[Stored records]
-- begin --
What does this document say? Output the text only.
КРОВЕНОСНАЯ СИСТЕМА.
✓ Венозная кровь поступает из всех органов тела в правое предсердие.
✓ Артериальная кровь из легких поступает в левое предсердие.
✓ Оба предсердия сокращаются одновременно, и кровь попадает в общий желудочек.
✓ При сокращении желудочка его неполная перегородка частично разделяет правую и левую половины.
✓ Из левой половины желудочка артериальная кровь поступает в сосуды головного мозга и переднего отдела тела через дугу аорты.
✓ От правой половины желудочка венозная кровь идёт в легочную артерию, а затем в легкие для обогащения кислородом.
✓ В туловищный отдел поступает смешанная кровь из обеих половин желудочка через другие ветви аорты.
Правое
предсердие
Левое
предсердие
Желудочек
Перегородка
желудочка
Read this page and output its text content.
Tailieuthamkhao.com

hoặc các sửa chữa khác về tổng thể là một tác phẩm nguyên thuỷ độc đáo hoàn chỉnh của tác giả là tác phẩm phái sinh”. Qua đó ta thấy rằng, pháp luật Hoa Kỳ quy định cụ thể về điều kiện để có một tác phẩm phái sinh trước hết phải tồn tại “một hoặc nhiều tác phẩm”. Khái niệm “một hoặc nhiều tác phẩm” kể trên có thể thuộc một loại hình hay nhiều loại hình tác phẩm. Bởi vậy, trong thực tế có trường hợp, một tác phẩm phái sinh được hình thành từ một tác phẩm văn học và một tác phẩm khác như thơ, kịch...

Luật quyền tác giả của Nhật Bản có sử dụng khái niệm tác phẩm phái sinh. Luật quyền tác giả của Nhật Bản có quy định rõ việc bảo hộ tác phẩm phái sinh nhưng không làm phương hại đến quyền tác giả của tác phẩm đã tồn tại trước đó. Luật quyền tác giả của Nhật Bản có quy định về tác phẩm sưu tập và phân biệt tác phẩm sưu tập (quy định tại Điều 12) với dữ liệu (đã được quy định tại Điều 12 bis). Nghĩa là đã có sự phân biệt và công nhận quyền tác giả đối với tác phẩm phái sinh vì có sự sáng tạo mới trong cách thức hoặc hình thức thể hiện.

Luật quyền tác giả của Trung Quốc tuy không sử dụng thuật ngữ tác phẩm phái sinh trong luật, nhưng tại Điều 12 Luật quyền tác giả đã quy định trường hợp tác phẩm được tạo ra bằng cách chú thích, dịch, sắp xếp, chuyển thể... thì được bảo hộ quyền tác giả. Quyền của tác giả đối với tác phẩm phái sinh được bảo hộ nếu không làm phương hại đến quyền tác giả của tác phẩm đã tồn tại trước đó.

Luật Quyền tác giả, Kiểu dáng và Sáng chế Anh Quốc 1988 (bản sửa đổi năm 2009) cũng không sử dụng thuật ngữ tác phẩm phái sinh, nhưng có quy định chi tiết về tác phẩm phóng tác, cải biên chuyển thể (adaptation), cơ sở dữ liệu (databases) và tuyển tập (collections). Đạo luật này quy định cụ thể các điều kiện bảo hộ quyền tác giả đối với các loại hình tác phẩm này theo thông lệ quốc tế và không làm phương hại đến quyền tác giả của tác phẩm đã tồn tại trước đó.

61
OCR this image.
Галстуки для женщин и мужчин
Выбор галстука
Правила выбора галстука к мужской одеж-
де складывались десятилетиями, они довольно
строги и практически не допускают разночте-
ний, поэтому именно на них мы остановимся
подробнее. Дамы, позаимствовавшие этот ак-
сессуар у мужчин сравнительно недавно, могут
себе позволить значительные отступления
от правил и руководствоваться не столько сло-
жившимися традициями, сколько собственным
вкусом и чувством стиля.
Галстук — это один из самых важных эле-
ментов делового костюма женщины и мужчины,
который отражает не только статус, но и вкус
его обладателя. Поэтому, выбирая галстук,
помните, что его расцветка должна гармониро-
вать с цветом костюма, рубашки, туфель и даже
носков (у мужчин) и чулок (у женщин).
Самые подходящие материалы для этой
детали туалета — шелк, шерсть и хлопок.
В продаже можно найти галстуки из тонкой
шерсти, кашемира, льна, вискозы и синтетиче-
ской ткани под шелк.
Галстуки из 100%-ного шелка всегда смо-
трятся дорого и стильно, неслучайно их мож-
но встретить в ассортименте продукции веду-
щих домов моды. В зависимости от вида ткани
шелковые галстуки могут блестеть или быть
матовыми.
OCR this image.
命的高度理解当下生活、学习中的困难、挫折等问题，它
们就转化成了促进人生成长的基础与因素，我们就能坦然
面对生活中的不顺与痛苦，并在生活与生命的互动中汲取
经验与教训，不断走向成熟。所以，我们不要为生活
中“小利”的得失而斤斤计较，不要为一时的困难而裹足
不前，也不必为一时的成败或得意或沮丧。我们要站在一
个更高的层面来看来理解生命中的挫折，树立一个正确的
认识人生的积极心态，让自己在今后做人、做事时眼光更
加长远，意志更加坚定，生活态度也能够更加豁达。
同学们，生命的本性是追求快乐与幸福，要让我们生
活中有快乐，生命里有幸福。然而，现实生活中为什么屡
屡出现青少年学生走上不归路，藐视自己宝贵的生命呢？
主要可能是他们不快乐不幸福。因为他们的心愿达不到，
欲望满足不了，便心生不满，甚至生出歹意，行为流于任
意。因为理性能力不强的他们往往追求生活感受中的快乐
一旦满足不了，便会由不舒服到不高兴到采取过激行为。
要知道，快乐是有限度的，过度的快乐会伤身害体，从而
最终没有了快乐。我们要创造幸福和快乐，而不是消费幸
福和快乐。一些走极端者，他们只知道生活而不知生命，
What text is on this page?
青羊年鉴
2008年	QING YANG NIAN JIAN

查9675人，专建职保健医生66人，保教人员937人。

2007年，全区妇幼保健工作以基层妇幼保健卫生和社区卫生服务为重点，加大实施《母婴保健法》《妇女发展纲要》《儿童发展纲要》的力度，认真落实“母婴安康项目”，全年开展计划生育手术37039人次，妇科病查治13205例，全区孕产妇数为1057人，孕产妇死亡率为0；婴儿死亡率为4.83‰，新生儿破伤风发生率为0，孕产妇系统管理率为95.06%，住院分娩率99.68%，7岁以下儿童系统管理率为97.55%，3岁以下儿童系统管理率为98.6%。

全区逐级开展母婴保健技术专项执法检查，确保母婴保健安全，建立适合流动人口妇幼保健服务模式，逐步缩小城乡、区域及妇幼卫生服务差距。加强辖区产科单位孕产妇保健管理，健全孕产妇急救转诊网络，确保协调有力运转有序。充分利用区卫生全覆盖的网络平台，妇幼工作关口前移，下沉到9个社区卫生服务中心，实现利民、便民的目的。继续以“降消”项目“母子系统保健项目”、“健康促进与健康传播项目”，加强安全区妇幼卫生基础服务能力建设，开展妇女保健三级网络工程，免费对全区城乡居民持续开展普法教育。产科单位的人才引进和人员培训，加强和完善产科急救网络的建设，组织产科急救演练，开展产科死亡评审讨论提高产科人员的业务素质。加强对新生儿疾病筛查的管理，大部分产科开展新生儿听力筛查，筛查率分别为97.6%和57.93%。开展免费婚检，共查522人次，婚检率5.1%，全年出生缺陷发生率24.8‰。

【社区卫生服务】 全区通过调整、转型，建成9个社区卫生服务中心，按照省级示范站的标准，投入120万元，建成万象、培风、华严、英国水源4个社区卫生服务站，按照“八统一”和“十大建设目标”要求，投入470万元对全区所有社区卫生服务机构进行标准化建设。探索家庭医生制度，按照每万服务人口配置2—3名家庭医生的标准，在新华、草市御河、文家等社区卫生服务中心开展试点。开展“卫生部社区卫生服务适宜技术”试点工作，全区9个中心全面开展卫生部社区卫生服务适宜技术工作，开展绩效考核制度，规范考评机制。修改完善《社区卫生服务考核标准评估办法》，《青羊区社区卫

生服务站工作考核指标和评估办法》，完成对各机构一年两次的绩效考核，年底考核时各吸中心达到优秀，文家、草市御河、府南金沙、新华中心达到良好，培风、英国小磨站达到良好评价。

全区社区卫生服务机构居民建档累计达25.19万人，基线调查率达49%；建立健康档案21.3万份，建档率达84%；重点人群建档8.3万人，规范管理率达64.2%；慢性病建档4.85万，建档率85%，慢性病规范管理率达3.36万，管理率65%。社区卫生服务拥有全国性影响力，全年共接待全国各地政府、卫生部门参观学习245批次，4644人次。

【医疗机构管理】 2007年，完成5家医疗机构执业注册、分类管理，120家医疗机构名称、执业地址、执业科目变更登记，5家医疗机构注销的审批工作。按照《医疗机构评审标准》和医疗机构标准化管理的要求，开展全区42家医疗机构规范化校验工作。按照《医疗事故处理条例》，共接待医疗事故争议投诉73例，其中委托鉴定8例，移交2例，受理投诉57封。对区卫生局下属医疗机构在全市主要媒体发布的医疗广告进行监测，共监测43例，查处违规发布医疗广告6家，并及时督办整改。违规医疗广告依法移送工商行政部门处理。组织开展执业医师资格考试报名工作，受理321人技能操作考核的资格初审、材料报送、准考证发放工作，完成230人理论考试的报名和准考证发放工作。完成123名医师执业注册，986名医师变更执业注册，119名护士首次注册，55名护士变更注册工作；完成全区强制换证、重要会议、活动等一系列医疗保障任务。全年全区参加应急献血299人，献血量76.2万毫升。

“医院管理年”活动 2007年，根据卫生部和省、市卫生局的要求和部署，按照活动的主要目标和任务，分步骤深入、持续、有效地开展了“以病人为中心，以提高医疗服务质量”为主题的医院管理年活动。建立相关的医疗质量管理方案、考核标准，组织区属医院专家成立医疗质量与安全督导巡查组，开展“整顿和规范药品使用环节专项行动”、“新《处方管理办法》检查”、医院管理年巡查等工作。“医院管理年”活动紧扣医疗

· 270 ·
-- end --
Problem to solve: Copy all lines of the material above where the string "аорты" occurs.

The reply:
✓ Из левой половины желудочка артериальная кровь поступает в сосуды головного мозга и переднего отдела тела через дугу аорты.
✓ В туловищный отдел поступает смешанная кровь из обеих половин желудочка через другие ветви аорты.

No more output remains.